Given exercise:
Each line of the material must be returned exactly.
** BEGIN **
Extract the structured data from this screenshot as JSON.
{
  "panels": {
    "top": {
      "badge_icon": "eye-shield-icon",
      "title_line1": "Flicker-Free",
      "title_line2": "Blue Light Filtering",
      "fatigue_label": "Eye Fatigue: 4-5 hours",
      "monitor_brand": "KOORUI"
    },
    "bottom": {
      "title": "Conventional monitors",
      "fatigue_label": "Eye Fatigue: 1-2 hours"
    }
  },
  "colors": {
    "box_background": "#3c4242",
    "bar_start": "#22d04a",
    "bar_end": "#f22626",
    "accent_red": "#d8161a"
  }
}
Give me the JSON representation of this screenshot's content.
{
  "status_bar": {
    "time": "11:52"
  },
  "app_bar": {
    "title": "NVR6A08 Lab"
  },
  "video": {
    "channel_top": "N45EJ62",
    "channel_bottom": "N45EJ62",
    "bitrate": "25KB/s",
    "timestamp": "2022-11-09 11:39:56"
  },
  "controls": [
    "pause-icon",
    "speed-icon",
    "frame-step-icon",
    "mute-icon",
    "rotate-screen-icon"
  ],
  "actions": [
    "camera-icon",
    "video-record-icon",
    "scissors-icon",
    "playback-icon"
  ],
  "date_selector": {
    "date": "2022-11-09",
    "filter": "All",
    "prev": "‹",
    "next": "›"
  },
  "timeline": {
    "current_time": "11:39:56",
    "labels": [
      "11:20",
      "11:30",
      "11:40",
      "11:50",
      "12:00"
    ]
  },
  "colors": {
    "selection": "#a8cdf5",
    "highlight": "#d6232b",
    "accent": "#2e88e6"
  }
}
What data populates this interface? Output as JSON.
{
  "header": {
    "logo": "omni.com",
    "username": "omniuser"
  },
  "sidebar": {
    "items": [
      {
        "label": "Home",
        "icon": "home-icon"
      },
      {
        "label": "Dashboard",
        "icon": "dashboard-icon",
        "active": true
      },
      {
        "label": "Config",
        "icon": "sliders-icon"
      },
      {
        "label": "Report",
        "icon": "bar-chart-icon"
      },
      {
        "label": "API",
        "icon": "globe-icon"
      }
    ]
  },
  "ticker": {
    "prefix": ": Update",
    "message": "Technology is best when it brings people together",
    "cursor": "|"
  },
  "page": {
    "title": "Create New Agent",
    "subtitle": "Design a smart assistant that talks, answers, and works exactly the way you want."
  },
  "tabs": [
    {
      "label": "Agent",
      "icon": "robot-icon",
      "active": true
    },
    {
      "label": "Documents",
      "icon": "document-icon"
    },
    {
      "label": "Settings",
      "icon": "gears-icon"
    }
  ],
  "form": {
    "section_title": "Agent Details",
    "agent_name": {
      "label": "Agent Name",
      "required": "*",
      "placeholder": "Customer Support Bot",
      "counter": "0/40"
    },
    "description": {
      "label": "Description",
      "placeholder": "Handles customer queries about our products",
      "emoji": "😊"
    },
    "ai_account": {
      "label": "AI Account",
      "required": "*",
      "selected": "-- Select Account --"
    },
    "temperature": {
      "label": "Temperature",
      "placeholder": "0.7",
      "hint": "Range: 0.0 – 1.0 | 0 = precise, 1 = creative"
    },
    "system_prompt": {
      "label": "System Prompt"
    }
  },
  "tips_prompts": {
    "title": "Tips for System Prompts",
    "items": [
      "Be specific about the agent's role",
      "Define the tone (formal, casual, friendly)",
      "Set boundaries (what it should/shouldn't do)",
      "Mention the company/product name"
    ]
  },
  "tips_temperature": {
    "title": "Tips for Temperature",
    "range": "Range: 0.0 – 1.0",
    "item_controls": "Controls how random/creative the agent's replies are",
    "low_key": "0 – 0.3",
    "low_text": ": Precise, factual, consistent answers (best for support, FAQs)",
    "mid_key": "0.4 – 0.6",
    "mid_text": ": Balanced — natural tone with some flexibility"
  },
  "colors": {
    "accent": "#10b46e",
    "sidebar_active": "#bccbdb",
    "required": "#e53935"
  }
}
** END **
The output:
Extract the structured data from this screenshot as JSON.
{
  "panels": {
    "top": {
      "badge_icon": "eye-shield-icon",
      "title_line1": "Flicker-Free",
      "title_line2": "Blue Light Filtering",
      "fatigue_label": "Eye Fatigue: 4-5 hours",
      "monitor_brand": "KOORUI"
    },
    "bottom": {
      "title": "Conventional monitors",
      "fatigue_label": "Eye Fatigue: 1-2 hours"
    }
  },
  "colors": {
    "box_background": "#3c4242",
    "bar_start": "#22d04a",
    "bar_end": "#f22626",
    "accent_red": "#d8161a"
  }
}
Give me the JSON representation of this screenshot's content.
{
  "status_bar": {
    "time": "11:52"
  },
  "app_bar": {
    "title": "NVR6A08 Lab"
  },
  "video": {
    "channel_top": "N45EJ62",
    "channel_bottom": "N45EJ62",
    "bitrate": "25KB/s",
    "timestamp": "2022-11-09 11:39:56"
  },
  "controls": [
    "pause-icon",
    "speed-icon",
    "frame-step-icon",
    "mute-icon",
    "rotate-screen-icon"
  ],
  "actions": [
    "camera-icon",
    "video-record-icon",
    "scissors-icon",
    "playback-icon"
  ],
  "date_selector": {
    "date": "2022-11-09",
    "filter": "All",
    "prev": "‹",
    "next": "›"
  },
  "timeline": {
    "current_time": "11:39:56",
    "labels": [
      "11:20",
      "11:30",
      "11:40",
      "11:50",
      "12:00"
    ]
  },
  "colors": {
    "selection": "#a8cdf5",
    "highlight": "#d6232b",
    "accent": "#2e88e6"
  }
}
What data populates this interface? Output as JSON.
{
  "header": {
    "logo": "omni.com",
    "username": "omniuser"
  },
  "sidebar": {
    "items": [
      {
        "label": "Home",
        "icon": "home-icon"
      },
      {
        "label": "Dashboard",
        "icon": "dashboard-icon",
        "active": true
      },
      {
        "label": "Config",
        "icon": "sliders-icon"
      },
      {
        "label": "Report",
        "icon": "bar-chart-icon"
      },
      {
        "label": "API",
        "icon": "globe-icon"
      }
    ]
  },
  "ticker": {
    "prefix": ": Update",
    "message": "Technology is best when it brings people together",
    "cursor": "|"
  },
  "page": {
    "title": "Create New Agent",
    "subtitle": "Design a smart assistant that talks, answers, and works exactly the way you want."
  },
  "tabs": [
    {
      "label": "Agent",
      "icon": "robot-icon",
      "active": true
    },
    {
      "label": "Documents",
      "icon": "document-icon"
    },
    {
      "label": "Settings",
      "icon": "gears-icon"
    }
  ],
  "form": {
    "section_title": "Agent Details",
    "agent_name": {
      "label": "Agent Name",
      "required": "*",
      "placeholder": "Customer Support Bot",
      "counter": "0/40"
    },
    "description": {
      "label": "Description",
      "placeholder": "Handles customer queries about our products",
      "emoji": "😊"
    },
    "ai_account": {
      "label": "AI Account",
      "required": "*",
      "selected": "-- Select Account --"
    },
    "temperature": {
      "label": "Temperature",
      "placeholder": "0.7",
      "hint": "Range: 0.0 – 1.0 | 0 = precise, 1 = creative"
    },
    "system_prompt": {
      "label": "System Prompt"
    }
  },
  "tips_prompts": {
    "title": "Tips for System Prompts",
    "items": [
      "Be specific about the agent's role",
      "Define the tone (formal, casual, friendly)",
      "Set boundaries (what it should/shouldn't do)",
      "Mention the company/product name"
    ]
  },
  "tips_temperature": {
    "title": "Tips for Temperature",
    "range": "Range: 0.0 – 1.0",
    "item_controls": "Controls how random/creative the agent's replies are",
    "low_key": "0 – 0.3",
    "low_text": ": Precise, factual, consistent answers (best for support, FAQs)",
    "mid_key": "0.4 – 0.6",
    "mid_text": ": Balanced — natural tone with some flexibility"
  },
  "colors": {
    "accent": "#10b46e",
    "sidebar_active": "#bccbdb",
    "required": "#e53935"
  }
}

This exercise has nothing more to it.